Requirement =>
Pull out every line below that holds the word "Christians".

● ● ● ● ●

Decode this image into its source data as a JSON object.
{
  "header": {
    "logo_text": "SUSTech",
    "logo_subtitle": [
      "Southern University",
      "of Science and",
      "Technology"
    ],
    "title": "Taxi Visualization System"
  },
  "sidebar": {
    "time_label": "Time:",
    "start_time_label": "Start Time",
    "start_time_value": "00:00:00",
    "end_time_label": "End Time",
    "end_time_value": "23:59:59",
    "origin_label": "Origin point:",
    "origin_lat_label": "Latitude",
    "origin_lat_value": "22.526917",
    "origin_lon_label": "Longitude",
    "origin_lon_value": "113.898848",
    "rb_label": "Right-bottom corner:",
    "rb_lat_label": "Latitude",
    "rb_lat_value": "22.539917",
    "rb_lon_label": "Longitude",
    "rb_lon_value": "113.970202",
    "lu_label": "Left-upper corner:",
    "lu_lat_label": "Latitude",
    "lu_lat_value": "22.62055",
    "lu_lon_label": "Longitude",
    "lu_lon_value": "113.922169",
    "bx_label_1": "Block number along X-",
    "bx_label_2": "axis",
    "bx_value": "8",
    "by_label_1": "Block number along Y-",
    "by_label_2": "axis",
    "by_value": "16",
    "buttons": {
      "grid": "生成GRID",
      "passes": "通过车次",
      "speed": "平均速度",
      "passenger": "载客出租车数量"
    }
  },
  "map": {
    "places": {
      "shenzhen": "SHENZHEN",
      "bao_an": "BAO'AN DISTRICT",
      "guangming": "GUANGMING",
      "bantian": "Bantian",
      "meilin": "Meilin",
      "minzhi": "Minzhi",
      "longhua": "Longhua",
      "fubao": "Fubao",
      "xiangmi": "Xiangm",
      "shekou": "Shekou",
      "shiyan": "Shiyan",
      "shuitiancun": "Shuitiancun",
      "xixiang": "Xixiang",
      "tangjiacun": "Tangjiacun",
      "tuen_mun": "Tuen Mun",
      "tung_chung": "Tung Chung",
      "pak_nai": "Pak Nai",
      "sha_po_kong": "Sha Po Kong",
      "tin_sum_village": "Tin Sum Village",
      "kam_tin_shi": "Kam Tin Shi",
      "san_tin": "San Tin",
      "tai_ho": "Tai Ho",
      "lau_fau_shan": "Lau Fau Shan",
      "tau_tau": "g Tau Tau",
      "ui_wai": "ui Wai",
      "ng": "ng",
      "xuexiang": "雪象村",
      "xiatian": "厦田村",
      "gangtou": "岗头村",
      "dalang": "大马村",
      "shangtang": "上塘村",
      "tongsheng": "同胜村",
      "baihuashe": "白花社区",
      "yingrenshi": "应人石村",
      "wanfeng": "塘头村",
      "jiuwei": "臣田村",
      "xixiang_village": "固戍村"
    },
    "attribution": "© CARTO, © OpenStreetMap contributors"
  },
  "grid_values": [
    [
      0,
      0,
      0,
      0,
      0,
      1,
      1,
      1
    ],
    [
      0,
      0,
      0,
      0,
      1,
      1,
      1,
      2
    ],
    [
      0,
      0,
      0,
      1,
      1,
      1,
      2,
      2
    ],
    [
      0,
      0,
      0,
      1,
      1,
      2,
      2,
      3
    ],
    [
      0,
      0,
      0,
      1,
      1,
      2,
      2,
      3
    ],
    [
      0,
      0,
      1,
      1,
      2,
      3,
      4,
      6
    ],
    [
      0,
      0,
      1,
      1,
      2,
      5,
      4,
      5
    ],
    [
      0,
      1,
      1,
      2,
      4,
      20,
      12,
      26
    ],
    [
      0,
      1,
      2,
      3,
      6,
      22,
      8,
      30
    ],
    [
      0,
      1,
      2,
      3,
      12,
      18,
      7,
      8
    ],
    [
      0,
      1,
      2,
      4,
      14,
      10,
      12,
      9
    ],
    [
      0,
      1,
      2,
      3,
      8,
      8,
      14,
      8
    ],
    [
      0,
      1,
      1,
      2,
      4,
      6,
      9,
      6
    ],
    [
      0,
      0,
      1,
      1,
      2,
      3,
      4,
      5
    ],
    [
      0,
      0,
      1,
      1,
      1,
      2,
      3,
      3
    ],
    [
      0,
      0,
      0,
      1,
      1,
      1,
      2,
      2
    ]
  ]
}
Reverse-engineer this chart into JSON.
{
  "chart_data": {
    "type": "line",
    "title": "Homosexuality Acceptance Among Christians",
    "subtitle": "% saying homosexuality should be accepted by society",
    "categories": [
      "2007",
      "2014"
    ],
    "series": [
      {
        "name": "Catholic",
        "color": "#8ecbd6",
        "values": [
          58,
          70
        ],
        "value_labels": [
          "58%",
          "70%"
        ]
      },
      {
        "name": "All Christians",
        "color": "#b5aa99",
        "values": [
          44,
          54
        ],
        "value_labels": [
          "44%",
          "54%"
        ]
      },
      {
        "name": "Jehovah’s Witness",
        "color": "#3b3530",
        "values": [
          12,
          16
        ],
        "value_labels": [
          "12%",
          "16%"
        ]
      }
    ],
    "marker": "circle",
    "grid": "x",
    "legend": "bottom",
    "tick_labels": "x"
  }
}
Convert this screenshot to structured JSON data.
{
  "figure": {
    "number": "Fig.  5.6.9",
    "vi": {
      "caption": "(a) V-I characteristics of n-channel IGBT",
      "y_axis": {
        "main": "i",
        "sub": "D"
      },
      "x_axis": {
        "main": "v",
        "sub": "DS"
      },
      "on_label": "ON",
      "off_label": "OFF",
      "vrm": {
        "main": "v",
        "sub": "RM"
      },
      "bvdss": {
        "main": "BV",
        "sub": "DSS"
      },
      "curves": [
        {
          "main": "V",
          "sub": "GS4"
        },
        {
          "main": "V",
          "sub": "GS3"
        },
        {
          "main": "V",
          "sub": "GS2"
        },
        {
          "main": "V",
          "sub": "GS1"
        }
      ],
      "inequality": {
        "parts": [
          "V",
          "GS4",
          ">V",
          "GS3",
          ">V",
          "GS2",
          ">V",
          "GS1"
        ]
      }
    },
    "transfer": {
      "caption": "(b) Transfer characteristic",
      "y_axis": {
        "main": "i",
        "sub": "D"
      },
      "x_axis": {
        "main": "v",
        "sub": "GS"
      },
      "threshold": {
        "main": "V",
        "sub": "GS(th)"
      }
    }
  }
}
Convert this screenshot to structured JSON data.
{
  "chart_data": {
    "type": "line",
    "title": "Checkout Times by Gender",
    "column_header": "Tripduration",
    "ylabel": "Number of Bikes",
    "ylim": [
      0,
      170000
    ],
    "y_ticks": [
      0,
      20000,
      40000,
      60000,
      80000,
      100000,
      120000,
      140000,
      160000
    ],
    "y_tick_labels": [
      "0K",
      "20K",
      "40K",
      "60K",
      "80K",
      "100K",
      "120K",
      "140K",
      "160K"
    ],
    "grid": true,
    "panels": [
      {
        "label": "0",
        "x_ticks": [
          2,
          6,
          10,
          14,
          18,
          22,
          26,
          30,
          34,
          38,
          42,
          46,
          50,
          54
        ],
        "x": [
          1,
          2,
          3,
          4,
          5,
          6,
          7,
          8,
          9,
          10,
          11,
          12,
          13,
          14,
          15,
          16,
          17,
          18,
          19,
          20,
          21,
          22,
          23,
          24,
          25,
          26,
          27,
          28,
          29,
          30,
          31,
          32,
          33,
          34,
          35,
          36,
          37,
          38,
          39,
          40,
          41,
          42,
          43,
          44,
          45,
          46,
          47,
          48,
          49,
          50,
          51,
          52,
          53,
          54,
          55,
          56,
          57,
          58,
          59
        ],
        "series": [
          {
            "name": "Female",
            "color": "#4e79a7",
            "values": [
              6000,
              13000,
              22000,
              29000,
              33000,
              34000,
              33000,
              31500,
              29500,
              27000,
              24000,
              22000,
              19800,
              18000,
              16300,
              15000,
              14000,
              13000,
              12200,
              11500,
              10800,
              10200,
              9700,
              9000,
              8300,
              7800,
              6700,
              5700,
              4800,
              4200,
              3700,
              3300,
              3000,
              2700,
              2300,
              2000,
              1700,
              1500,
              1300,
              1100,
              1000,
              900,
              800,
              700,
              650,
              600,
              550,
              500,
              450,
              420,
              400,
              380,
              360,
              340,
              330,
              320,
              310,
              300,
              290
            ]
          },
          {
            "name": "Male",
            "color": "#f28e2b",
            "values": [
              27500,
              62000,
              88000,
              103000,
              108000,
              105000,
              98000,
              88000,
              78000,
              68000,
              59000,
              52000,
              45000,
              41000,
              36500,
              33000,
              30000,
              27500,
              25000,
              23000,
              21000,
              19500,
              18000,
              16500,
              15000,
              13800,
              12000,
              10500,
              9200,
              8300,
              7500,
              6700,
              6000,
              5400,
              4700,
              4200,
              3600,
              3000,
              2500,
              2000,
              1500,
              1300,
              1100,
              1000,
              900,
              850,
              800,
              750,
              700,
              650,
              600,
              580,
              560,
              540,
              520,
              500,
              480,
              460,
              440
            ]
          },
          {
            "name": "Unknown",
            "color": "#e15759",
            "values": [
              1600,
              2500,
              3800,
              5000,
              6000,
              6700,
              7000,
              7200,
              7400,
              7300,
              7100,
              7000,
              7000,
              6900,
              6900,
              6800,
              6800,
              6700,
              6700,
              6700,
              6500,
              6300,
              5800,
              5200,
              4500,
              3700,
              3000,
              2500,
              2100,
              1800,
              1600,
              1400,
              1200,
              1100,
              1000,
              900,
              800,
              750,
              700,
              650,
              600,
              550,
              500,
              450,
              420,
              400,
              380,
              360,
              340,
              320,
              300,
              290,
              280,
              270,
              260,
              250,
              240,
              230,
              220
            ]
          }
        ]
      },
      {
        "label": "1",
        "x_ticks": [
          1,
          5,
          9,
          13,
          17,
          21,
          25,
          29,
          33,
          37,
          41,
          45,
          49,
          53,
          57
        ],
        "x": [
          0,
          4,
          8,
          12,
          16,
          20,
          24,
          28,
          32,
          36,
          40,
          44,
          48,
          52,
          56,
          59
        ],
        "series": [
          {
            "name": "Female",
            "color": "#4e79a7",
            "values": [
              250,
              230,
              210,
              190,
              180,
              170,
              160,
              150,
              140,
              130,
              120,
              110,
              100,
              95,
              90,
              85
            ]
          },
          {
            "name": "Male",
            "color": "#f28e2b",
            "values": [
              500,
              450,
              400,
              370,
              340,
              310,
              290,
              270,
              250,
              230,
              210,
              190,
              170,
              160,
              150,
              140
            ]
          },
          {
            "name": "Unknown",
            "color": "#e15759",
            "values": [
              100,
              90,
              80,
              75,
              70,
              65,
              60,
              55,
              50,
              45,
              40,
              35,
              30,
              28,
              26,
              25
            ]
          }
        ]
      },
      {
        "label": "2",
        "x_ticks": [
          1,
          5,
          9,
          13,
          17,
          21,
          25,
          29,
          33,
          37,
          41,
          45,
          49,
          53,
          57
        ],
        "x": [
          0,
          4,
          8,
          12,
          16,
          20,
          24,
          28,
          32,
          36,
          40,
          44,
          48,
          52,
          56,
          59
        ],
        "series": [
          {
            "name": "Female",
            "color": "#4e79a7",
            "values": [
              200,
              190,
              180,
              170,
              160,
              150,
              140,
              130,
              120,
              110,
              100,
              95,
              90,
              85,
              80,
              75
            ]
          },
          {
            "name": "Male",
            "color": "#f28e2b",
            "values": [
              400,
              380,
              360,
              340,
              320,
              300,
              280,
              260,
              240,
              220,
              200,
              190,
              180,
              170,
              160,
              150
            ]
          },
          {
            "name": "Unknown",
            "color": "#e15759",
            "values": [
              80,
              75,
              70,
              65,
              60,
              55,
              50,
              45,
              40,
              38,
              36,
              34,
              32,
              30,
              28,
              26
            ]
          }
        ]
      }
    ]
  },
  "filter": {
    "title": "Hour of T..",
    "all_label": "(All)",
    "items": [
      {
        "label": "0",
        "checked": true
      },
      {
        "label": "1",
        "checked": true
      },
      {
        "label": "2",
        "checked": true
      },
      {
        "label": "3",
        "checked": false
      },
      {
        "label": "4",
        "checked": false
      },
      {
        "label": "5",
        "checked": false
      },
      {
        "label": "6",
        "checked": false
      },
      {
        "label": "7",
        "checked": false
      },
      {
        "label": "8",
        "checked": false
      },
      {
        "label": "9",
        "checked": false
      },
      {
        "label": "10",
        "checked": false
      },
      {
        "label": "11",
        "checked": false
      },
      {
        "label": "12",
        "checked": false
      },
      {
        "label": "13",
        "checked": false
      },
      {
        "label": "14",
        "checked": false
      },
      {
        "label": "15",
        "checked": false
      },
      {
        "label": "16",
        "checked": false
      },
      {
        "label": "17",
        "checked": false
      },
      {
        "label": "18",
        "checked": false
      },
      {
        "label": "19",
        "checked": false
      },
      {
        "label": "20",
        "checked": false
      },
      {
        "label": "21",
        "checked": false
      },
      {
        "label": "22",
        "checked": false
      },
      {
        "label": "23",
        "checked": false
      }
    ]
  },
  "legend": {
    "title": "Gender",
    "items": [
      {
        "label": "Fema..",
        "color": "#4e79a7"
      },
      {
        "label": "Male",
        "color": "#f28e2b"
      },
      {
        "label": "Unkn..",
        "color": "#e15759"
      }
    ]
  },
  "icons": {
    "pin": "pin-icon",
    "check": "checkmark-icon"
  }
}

● ● ● ● ●

Result of the task =>
    "title": "Homosexuality Acceptance Among Christians",
        "name": "All Christians",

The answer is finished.